EXERCISE OBJECTIVE: Looking at the data below, count the lines that contain the string "name". Write only the total.

Collected data:
========
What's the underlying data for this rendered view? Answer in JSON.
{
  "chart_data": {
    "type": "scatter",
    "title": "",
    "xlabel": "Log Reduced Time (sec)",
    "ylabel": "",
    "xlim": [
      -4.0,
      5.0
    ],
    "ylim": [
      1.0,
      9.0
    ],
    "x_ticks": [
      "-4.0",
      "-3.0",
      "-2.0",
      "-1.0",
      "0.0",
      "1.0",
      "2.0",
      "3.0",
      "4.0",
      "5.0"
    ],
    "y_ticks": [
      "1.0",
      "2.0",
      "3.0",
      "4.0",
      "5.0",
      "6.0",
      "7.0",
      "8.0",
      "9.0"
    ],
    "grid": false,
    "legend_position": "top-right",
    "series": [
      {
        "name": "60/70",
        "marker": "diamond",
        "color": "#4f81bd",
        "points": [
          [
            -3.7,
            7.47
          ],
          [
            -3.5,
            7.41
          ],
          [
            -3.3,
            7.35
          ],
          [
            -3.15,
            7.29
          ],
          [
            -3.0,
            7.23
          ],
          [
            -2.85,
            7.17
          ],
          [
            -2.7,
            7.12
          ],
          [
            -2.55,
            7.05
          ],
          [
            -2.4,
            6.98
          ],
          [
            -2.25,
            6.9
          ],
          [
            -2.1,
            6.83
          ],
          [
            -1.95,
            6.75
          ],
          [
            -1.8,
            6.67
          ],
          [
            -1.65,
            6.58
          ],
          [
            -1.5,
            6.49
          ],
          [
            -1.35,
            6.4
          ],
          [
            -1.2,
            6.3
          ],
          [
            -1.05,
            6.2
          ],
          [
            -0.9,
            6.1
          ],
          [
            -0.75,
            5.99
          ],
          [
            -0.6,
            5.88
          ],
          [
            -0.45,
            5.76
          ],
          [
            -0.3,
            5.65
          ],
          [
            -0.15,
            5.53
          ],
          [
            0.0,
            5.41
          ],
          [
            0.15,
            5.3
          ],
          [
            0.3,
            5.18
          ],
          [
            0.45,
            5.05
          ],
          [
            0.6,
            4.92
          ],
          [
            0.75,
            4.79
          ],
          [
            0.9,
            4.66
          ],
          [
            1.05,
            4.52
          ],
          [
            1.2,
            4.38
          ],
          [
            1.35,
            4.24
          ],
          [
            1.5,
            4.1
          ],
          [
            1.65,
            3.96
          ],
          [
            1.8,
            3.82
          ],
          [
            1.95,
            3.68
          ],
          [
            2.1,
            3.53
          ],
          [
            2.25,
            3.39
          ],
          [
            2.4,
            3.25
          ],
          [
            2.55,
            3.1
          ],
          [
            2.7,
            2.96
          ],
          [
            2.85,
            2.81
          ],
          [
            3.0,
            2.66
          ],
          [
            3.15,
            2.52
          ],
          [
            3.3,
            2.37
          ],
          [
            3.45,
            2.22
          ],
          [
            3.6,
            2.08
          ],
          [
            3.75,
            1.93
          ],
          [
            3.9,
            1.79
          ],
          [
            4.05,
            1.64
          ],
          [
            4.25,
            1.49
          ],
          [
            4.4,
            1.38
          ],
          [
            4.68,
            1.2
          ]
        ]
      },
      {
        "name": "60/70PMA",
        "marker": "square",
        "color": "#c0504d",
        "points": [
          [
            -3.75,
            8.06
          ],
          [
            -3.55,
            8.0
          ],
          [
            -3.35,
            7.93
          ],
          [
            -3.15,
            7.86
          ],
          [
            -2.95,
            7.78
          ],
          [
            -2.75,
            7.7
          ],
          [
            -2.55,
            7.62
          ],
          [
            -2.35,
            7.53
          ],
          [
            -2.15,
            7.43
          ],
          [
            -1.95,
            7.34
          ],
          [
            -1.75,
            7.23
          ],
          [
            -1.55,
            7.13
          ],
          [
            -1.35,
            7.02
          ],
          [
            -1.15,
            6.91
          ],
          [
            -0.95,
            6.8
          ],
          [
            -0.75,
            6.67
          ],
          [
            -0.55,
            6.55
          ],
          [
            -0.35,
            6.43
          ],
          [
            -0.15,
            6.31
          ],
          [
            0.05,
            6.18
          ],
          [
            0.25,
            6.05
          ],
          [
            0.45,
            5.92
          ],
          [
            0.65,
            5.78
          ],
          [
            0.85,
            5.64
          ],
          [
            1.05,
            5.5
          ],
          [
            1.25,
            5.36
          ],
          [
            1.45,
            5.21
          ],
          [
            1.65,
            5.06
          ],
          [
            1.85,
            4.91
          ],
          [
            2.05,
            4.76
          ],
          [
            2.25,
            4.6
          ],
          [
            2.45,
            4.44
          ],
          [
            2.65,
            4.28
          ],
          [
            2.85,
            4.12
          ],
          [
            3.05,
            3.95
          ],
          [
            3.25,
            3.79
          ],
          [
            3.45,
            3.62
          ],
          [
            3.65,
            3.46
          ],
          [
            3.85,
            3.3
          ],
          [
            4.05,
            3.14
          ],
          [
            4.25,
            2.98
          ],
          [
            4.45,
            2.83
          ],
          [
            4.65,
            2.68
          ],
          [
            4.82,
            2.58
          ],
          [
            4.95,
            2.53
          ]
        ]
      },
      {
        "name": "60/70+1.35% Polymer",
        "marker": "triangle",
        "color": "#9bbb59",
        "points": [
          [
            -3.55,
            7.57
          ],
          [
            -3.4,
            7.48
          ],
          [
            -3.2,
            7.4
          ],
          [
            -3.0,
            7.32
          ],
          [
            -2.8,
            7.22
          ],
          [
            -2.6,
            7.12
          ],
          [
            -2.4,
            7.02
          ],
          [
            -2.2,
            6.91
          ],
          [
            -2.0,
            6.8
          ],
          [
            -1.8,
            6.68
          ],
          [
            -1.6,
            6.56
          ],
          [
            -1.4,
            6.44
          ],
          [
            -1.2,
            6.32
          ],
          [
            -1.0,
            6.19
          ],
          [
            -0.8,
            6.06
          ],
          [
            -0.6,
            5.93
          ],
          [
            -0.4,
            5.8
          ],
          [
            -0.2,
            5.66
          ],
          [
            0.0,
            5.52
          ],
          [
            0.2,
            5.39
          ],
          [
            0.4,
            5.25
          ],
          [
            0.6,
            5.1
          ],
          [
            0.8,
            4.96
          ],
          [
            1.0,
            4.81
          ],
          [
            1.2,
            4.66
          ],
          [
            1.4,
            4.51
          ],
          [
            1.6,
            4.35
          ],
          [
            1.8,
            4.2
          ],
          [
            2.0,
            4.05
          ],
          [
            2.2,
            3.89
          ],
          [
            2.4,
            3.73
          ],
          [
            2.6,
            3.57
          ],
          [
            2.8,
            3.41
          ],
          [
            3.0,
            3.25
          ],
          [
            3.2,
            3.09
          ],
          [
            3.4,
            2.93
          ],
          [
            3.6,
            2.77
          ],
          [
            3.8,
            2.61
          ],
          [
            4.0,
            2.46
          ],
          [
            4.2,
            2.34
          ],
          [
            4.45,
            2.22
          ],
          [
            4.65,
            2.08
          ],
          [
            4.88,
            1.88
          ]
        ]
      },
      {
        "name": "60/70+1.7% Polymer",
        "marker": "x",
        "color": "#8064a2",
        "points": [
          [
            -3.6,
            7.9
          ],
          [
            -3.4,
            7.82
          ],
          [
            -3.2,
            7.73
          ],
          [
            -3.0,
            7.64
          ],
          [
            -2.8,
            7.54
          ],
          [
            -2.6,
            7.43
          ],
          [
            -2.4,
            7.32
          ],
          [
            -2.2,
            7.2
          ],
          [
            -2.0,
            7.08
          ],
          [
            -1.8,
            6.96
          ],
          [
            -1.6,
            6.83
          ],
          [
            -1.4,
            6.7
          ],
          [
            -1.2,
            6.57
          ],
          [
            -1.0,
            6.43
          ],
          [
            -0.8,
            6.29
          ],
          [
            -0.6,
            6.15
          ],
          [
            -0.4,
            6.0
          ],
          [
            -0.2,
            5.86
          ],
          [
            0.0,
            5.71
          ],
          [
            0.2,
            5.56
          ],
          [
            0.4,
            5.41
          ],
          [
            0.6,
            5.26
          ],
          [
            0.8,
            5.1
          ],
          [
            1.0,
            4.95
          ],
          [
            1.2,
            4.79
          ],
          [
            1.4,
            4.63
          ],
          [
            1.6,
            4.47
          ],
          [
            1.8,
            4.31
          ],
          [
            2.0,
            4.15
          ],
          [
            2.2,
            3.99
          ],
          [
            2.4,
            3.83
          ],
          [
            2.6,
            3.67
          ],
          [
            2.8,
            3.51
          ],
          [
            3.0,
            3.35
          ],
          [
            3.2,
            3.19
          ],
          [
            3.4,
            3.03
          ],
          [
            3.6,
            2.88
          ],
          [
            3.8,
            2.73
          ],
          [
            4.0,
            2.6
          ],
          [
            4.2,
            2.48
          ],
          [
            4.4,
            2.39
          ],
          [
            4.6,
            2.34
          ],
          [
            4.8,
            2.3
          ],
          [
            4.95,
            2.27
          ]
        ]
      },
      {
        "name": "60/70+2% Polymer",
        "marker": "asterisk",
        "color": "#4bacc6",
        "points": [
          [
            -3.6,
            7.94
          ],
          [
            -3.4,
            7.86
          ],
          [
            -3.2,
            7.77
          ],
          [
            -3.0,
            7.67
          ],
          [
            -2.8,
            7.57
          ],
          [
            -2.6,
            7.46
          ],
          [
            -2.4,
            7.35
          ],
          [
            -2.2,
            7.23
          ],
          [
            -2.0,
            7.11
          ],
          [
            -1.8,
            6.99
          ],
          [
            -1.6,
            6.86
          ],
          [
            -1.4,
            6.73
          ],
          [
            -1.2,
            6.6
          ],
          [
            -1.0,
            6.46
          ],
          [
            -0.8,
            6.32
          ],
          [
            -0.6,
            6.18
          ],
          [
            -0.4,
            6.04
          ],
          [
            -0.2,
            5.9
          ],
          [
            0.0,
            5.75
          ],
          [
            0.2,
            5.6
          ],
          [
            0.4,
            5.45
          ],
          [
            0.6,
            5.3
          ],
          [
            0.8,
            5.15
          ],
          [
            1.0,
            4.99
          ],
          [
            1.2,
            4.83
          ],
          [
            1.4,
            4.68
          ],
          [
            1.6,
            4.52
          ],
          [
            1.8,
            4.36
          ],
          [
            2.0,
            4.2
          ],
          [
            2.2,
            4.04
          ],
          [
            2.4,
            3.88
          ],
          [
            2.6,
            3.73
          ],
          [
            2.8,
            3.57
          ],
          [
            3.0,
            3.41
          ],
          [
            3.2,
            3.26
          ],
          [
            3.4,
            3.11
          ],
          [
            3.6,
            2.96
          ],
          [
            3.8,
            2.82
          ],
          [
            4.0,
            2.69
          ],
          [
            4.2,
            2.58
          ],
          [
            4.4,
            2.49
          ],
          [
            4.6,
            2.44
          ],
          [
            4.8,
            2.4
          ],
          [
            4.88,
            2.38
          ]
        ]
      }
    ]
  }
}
========
COMPLETED EXERCISE: 5